Items listed in a dataset

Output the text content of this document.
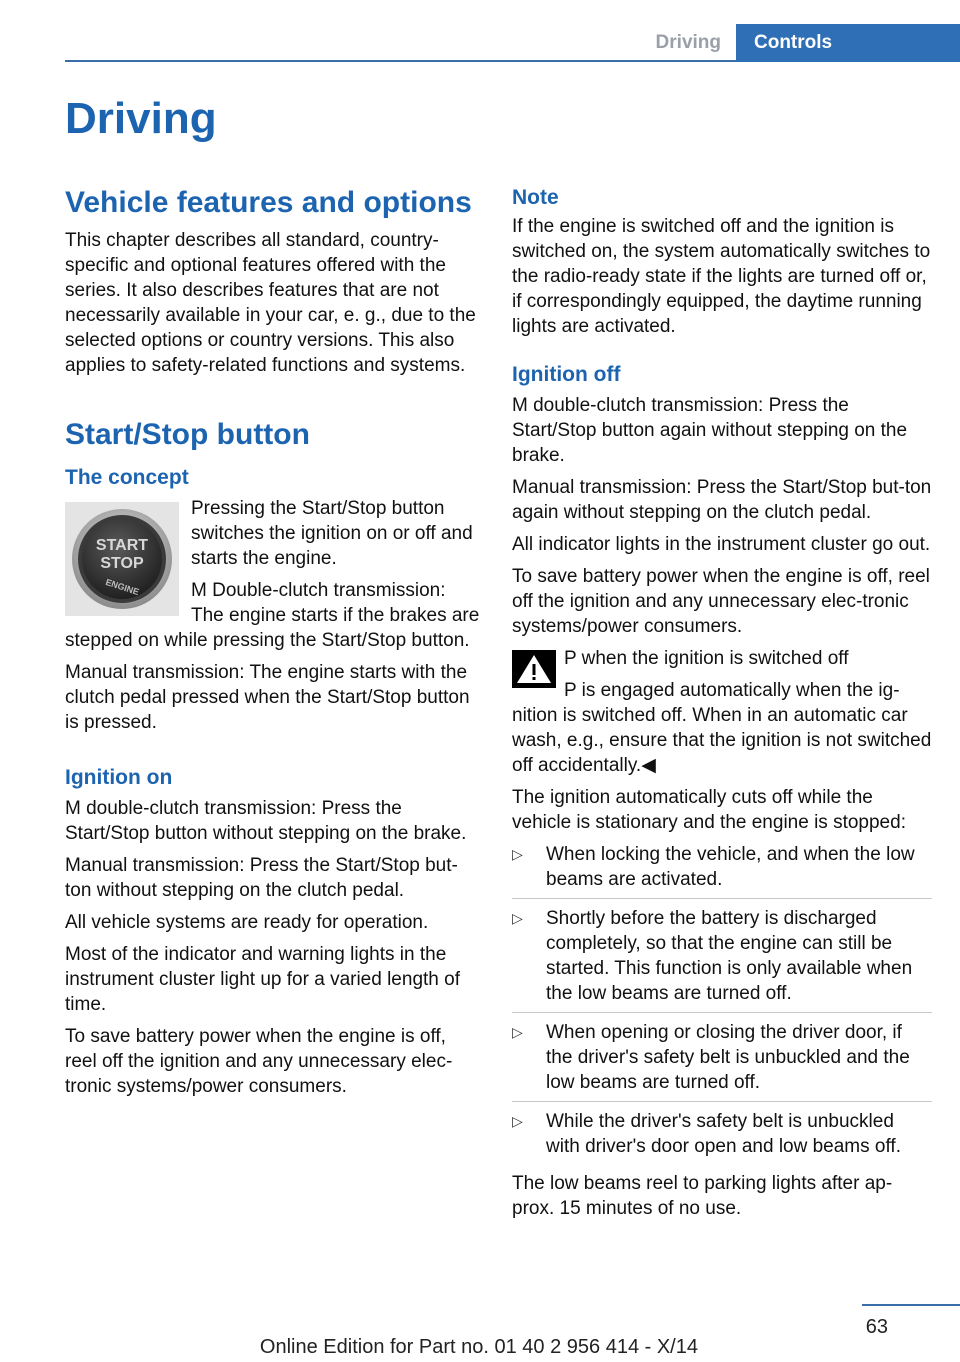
Driving	Controls
Driving
Vehicle features and options

This chapter describes all standard, country-specific and optional features offered with the series. It also describes features that are not necessarily available in your car, e. g., due to the selected options or country versions. This also applies to safety-related functions and systems.

Start/Stop button
The concept
START
STOP
ENGINE

Pressing the Start/Stop button switches the ignition on or off and starts the engine.

M Double-clutch transmission: The engine starts if the brakes are stepped on while pressing the Start/Stop button.

Manual transmission: The engine starts with the clutch pedal pressed when the Start/Stop button is pressed.

Ignition on

M double-clutch transmission: Press the Start/Stop button without stepping on the brake.

Manual transmission: Press the Start/Stop but-ton without stepping on the clutch pedal.

All vehicle systems are ready for operation.

Most of the indicator and warning lights in the instrument cluster light up for a varied length of time.

To save battery power when the engine is off, reel off the ignition and any unnecessary elec-tronic systems/power consumers.

Note

If the engine is switched off and the ignition is switched on, the system automatically switches to the radio-ready state if the lights are turned off or, if correspondingly equipped, the daytime running lights are activated.

Ignition off

M double-clutch transmission: Press the Start/Stop button again without stepping on the brake.

Manual transmission: Press the Start/Stop but-ton again without stepping on the clutch pedal.

All indicator lights in the instrument cluster go out.

To save battery power when the engine is off, reel off the ignition and any unnecessary elec-tronic systems/power consumers.

P when the ignition is switched off

P is engaged automatically when the ig-nition is switched off. When in an automatic car wash, e.g., ensure that the ignition is not switched off accidentally.◀

The ignition automatically cuts off while the vehicle is stationary and the engine is stopped:

▷ When locking the vehicle, and when the low beams are activated.
▷ Shortly before the battery is discharged completely, so that the engine can still be started. This function is only available when the low beams are turned off.
▷ When opening or closing the driver door, if the driver's safety belt is unbuckled and the low beams are turned off.
▷ While the driver's safety belt is unbuckled with driver's door open and low beams off.

The low beams reel to parking lights after ap-prox. 15 minutes of no use.

63
Online Edition for Part no. 01 40 2 956 414 - X/14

Work instructions:
Return to the listing above and set it down exactly, leaving out its pictures.

Answer for this exercise:
Output the text content of this document.
Driving	Controls
Driving
Vehicle features and options

This chapter describes all standard, country-specific and optional features offered with the series. It also describes features that are not necessarily available in your car, e. g., due to the selected options or country versions. This also applies to safety-related functions and systems.

Start/Stop button
The concept
START
STOP
ENGINE

Pressing the Start/Stop button switches the ignition on or off and starts the engine.

M Double-clutch transmission: The engine starts if the brakes are stepped on while pressing the Start/Stop button.

Manual transmission: The engine starts with the clutch pedal pressed when the Start/Stop button is pressed.

Ignition on

M double-clutch transmission: Press the Start/Stop button without stepping on the brake.

Manual transmission: Press the Start/Stop but-ton without stepping on the clutch pedal.

All vehicle systems are ready for operation.

Most of the indicator and warning lights in the instrument cluster light up for a varied length of time.

To save battery power when the engine is off, reel off the ignition and any unnecessary elec-tronic systems/power consumers.

Note

If the engine is switched off and the ignition is switched on, the system automatically switches to the radio-ready state if the lights are turned off or, if correspondingly equipped, the daytime running lights are activated.

Ignition off

M double-clutch transmission: Press the Start/Stop button again without stepping on the brake.

Manual transmission: Press the Start/Stop but-ton again without stepping on the clutch pedal.

All indicator lights in the instrument cluster go out.

To save battery power when the engine is off, reel off the ignition and any unnecessary elec-tronic systems/power consumers.

P when the ignition is switched off

P is engaged automatically when the ig-nition is switched off. When in an automatic car wash, e.g., ensure that the ignition is not switched off accidentally.◀

The ignition automatically cuts off while the vehicle is stationary and the engine is stopped:

▷ When locking the vehicle, and when the low beams are activated.
▷ Shortly before the battery is discharged completely, so that the engine can still be started. This function is only available when the low beams are turned off.
▷ When opening or closing the driver door, if the driver's safety belt is unbuckled and the low beams are turned off.
▷ While the driver's safety belt is unbuckled with driver's door open and low beams off.

The low beams reel to parking lights after ap-prox. 15 minutes of no use.

63
Online Edition for Part no. 01 40 2 956 414 - X/14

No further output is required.